## [STATED PROBLEM]
Of the lines in the listing below, how many hold "plain"? Answer with the number only.

━━━━━━━━

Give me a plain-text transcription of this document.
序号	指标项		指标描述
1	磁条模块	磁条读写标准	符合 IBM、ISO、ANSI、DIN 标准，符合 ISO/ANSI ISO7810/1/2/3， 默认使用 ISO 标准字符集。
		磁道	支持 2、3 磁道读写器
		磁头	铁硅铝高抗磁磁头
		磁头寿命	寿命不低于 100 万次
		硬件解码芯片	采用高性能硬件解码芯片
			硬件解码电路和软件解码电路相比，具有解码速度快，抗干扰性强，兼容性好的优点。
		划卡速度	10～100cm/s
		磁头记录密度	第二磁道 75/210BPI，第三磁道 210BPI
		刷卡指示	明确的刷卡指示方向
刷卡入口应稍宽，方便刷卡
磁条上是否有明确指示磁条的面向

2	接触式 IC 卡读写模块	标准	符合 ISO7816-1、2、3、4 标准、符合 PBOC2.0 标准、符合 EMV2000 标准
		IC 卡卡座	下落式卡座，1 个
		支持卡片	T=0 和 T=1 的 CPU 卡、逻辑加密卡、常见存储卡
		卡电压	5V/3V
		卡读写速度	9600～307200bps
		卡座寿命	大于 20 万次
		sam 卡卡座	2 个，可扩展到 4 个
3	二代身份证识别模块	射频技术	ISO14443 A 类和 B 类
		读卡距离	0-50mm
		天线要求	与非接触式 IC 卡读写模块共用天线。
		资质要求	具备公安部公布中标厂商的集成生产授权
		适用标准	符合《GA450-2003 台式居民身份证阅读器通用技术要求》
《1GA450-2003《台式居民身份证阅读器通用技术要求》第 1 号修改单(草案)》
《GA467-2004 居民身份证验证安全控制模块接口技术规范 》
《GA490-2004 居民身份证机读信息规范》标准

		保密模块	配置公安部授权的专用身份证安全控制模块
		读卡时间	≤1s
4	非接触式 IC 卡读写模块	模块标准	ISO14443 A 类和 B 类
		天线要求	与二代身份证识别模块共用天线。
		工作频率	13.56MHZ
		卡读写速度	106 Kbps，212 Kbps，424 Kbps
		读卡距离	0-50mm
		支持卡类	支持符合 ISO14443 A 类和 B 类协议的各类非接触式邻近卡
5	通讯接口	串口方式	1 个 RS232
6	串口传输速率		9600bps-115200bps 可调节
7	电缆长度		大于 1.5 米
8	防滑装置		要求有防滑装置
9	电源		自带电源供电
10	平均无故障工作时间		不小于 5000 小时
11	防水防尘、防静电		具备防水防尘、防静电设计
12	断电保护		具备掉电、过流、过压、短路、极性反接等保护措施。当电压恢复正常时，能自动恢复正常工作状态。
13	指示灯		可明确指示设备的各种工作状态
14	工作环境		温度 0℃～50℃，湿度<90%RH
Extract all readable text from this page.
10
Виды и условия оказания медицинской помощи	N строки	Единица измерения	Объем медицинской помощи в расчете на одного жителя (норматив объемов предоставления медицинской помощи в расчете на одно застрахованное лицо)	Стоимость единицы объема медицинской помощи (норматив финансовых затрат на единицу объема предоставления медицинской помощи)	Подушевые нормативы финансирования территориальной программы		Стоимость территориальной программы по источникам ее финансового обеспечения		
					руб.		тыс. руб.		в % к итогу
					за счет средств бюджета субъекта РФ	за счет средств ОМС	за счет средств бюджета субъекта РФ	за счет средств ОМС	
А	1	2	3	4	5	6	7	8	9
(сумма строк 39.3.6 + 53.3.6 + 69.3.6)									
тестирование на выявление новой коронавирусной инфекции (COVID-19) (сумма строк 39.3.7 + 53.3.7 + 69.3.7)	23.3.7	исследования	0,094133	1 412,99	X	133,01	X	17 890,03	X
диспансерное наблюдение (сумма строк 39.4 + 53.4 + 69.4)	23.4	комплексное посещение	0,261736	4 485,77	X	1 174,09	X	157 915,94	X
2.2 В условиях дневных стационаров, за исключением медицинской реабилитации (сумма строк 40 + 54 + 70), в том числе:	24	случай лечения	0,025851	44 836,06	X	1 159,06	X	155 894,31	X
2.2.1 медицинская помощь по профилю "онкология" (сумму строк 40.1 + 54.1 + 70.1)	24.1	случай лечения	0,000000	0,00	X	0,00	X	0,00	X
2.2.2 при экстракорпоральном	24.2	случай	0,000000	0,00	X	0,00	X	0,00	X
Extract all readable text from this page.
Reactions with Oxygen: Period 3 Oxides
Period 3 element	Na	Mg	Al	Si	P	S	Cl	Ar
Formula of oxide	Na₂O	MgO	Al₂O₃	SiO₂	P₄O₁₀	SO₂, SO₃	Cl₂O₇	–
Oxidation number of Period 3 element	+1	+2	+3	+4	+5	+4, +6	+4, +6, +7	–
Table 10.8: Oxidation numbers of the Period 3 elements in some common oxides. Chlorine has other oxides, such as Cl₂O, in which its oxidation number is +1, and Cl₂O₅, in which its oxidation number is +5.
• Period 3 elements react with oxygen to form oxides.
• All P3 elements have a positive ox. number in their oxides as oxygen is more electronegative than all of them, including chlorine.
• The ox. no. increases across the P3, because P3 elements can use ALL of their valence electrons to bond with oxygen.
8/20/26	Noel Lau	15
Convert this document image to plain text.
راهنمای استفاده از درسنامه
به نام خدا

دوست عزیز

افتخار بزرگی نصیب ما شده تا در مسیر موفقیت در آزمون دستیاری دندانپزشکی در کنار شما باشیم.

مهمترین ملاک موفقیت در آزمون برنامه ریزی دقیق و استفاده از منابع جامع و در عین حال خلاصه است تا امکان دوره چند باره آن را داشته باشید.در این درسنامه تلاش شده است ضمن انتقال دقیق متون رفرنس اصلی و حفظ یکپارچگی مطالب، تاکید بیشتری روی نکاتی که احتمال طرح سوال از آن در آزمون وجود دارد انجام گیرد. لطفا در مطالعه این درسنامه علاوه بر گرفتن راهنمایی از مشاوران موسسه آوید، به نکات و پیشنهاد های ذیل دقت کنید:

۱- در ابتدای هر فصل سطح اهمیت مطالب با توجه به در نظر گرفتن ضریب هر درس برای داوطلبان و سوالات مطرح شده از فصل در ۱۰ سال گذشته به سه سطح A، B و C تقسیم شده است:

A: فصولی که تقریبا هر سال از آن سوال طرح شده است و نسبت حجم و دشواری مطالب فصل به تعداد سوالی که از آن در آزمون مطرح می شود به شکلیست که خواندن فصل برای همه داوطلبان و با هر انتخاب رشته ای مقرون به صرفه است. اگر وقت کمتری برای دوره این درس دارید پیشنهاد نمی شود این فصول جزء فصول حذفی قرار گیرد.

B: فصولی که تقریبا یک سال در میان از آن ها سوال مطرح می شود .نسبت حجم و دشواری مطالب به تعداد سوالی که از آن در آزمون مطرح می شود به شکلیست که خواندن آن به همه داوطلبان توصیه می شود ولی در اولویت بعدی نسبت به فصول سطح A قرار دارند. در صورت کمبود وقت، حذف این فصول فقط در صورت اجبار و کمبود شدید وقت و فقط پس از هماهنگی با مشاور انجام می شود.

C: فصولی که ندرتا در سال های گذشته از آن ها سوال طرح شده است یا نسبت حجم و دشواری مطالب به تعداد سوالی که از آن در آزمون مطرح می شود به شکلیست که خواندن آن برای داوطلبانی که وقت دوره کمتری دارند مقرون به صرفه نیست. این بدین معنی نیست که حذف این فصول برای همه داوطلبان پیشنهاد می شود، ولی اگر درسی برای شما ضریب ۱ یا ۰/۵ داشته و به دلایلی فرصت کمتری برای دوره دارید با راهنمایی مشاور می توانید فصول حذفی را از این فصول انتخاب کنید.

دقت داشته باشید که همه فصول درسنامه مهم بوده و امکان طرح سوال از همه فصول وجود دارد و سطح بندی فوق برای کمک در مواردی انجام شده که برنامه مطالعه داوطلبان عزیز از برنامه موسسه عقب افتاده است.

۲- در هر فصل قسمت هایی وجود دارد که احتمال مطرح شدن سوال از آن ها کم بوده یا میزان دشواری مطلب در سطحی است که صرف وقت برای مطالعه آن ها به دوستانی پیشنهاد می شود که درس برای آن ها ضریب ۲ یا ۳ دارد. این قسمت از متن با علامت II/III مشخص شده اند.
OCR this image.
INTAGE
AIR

━━━━━━━━

## [OUTPUT BELOW]
2